RECORD LIST:
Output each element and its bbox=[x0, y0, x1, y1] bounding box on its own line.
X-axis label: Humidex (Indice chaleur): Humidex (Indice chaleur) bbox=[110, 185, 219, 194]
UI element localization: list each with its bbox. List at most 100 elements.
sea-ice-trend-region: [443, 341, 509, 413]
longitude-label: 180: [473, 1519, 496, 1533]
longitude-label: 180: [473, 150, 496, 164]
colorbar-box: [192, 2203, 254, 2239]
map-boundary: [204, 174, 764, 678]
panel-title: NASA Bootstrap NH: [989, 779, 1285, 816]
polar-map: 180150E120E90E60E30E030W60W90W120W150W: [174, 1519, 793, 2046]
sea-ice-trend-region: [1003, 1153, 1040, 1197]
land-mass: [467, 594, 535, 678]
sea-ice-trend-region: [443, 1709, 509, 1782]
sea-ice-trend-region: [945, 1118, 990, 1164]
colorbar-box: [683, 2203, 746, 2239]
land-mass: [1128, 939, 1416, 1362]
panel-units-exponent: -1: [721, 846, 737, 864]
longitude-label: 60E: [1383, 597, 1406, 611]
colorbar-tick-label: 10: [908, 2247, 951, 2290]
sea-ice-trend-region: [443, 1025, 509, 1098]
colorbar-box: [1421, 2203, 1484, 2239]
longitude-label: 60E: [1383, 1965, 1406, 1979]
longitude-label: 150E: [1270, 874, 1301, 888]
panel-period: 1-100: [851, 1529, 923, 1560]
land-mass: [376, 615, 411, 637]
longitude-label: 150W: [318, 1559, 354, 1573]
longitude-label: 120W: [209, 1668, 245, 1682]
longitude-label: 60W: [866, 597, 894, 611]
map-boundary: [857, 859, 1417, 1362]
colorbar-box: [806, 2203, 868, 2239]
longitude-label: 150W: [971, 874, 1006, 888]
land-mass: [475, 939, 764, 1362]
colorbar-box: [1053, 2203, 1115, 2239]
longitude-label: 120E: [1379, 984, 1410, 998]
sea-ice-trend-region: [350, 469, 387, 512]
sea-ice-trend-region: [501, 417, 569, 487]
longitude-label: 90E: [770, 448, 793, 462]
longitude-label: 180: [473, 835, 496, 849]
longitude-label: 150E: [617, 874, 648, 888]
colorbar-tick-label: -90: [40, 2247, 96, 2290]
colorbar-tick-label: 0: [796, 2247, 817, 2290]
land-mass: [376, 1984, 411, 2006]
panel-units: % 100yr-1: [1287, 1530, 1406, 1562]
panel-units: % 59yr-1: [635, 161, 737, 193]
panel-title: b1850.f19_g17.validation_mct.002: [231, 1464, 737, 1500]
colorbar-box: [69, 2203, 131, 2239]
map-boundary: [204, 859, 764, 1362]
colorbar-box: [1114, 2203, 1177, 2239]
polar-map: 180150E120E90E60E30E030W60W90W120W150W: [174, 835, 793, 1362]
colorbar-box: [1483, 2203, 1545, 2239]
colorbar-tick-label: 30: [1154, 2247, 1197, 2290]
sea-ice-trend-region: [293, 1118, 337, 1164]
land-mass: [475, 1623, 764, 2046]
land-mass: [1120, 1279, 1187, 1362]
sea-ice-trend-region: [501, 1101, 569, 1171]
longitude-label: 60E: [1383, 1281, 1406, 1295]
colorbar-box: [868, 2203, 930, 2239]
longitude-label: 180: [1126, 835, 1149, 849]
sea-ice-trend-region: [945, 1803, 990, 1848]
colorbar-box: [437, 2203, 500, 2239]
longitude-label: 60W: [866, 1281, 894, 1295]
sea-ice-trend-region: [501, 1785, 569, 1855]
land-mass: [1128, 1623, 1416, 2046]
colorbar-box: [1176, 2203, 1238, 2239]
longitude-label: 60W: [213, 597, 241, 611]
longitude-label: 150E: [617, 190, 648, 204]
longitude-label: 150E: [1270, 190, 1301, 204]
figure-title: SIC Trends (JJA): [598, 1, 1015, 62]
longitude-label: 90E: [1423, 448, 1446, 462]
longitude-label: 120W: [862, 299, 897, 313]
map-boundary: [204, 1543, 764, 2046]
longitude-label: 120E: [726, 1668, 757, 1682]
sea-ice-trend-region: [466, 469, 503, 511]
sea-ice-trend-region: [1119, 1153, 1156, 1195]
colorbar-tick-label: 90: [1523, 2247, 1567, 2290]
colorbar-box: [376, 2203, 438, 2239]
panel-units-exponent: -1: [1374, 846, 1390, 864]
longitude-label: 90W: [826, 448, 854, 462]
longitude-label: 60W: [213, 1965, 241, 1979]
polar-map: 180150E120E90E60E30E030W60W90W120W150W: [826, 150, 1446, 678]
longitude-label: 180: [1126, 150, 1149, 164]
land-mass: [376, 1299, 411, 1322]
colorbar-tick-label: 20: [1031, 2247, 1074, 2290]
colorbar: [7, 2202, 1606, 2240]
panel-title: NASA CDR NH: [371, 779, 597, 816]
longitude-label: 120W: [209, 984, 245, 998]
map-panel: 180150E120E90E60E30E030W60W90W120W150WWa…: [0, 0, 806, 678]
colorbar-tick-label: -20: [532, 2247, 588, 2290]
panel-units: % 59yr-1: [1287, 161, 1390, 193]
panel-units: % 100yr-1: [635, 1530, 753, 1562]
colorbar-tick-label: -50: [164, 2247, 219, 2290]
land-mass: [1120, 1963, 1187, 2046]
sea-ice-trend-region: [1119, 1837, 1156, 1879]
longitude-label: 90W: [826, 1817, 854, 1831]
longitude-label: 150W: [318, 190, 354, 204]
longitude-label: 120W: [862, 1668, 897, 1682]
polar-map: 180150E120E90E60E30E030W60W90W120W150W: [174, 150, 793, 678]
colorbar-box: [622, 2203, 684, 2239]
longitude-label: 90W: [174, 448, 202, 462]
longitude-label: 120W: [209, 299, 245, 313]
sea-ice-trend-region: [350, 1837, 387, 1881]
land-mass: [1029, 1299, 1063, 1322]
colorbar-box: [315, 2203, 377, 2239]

GIVEN REQUEST: Return each of the items above word for word, without changing, dropping, or adding anything.

COMPLETED TASK:
Output each element and its bbox=[x0, y0, x1, y1] bounding box on its own line.
X-axis label: Humidex (Indice chaleur): Humidex (Indice chaleur) bbox=[110, 185, 219, 194]
UI element localization: list each with its bbox. List at most 100 elements.
sea-ice-trend-region: [443, 341, 509, 413]
longitude-label: 180: [473, 1519, 496, 1533]
longitude-label: 180: [473, 150, 496, 164]
colorbar-box: [192, 2203, 254, 2239]
map-boundary: [204, 174, 764, 678]
panel-title: NASA Bootstrap NH: [989, 779, 1285, 816]
polar-map: 180150E120E90E60E30E030W60W90W120W150W: [174, 1519, 793, 2046]
sea-ice-trend-region: [1003, 1153, 1040, 1197]
land-mass: [467, 594, 535, 678]
sea-ice-trend-region: [443, 1709, 509, 1782]
sea-ice-trend-region: [945, 1118, 990, 1164]
colorbar-box: [683, 2203, 746, 2239]
land-mass: [1128, 939, 1416, 1362]
panel-units-exponent: -1: [721, 846, 737, 864]
longitude-label: 60E: [1383, 597, 1406, 611]
colorbar-tick-label: 10: [908, 2247, 951, 2290]
sea-ice-trend-region: [443, 1025, 509, 1098]
colorbar-box: [1421, 2203, 1484, 2239]
longitude-label: 60E: [1383, 1965, 1406, 1979]
longitude-label: 150E: [1270, 874, 1301, 888]
panel-period: 1-100: [851, 1529, 923, 1560]
land-mass: [376, 615, 411, 637]
longitude-label: 150W: [318, 1559, 354, 1573]
longitude-label: 120W: [209, 1668, 245, 1682]
longitude-label: 60W: [866, 597, 894, 611]
map-boundary: [857, 859, 1417, 1362]
colorbar-box: [806, 2203, 868, 2239]
longitude-label: 150W: [971, 874, 1006, 888]
land-mass: [475, 939, 764, 1362]
colorbar-box: [1053, 2203, 1115, 2239]
longitude-label: 120E: [1379, 984, 1410, 998]
sea-ice-trend-region: [350, 469, 387, 512]
sea-ice-trend-region: [501, 417, 569, 487]
longitude-label: 90E: [770, 448, 793, 462]
longitude-label: 180: [473, 835, 496, 849]
longitude-label: 150E: [617, 874, 648, 888]
colorbar-tick-label: -90: [40, 2247, 96, 2290]
colorbar-tick-label: 0: [796, 2247, 817, 2290]
land-mass: [376, 1984, 411, 2006]
panel-units: % 100yr-1: [1287, 1530, 1406, 1562]
panel-units: % 59yr-1: [635, 161, 737, 193]
panel-title: b1850.f19_g17.validation_mct.002: [231, 1464, 737, 1500]
colorbar-box: [69, 2203, 131, 2239]
map-boundary: [204, 859, 764, 1362]
colorbar-box: [1114, 2203, 1177, 2239]
polar-map: 180150E120E90E60E30E030W60W90W120W150W: [174, 835, 793, 1362]
colorbar-box: [1483, 2203, 1545, 2239]
colorbar-tick-label: 30: [1154, 2247, 1197, 2290]
sea-ice-trend-region: [293, 1118, 337, 1164]
land-mass: [475, 1623, 764, 2046]
land-mass: [1120, 1279, 1187, 1362]
sea-ice-trend-region: [501, 1101, 569, 1171]
longitude-label: 60E: [1383, 1281, 1406, 1295]
colorbar-box: [868, 2203, 930, 2239]
longitude-label: 180: [1126, 835, 1149, 849]
sea-ice-trend-region: [945, 1803, 990, 1848]
colorbar-box: [437, 2203, 500, 2239]
longitude-label: 60W: [866, 1281, 894, 1295]
sea-ice-trend-region: [501, 1785, 569, 1855]
land-mass: [1128, 1623, 1416, 2046]
colorbar-box: [1176, 2203, 1238, 2239]
longitude-label: 60W: [213, 597, 241, 611]
longitude-label: 150E: [617, 190, 648, 204]
longitude-label: 150E: [1270, 190, 1301, 204]
figure-title: SIC Trends (JJA): [598, 1, 1015, 62]
longitude-label: 90E: [1423, 448, 1446, 462]
longitude-label: 120W: [862, 299, 897, 313]
map-boundary: [204, 1543, 764, 2046]
longitude-label: 120E: [726, 1668, 757, 1682]
sea-ice-trend-region: [466, 469, 503, 511]
sea-ice-trend-region: [1119, 1153, 1156, 1195]
colorbar-tick-label: 90: [1523, 2247, 1567, 2290]
colorbar-box: [376, 2203, 438, 2239]
panel-units-exponent: -1: [1374, 846, 1390, 864]
longitude-label: 90W: [826, 448, 854, 462]
longitude-label: 60W: [213, 1965, 241, 1979]
polar-map: 180150E120E90E60E30E030W60W90W120W150W: [826, 150, 1446, 678]
longitude-label: 180: [1126, 150, 1149, 164]
land-mass: [376, 1299, 411, 1322]
colorbar-tick-label: 20: [1031, 2247, 1074, 2290]
colorbar: [7, 2202, 1606, 2240]
panel-title: NASA CDR NH: [371, 779, 597, 816]
longitude-label: 120W: [209, 984, 245, 998]
map-panel: 180150E120E90E60E30E030W60W90W120W150WWa…: [0, 0, 806, 678]
colorbar-tick-label: -20: [532, 2247, 588, 2290]
panel-units: % 59yr-1: [1287, 161, 1390, 193]
panel-units: % 100yr-1: [635, 1530, 753, 1562]
colorbar-tick-label: -50: [164, 2247, 219, 2290]
land-mass: [1120, 1963, 1187, 2046]
sea-ice-trend-region: [1119, 1837, 1156, 1879]
longitude-label: 90W: [826, 1817, 854, 1831]
longitude-label: 150W: [318, 190, 354, 204]
longitude-label: 120W: [862, 1668, 897, 1682]
polar-map: 180150E120E90E60E30E030W60W90W120W150W: [174, 150, 793, 678]
colorbar-box: [622, 2203, 684, 2239]
longitude-label: 90W: [174, 448, 202, 462]
longitude-label: 120W: [209, 299, 245, 313]
sea-ice-trend-region: [350, 1837, 387, 1881]
land-mass: [1029, 1299, 1063, 1322]
colorbar-box: [315, 2203, 377, 2239]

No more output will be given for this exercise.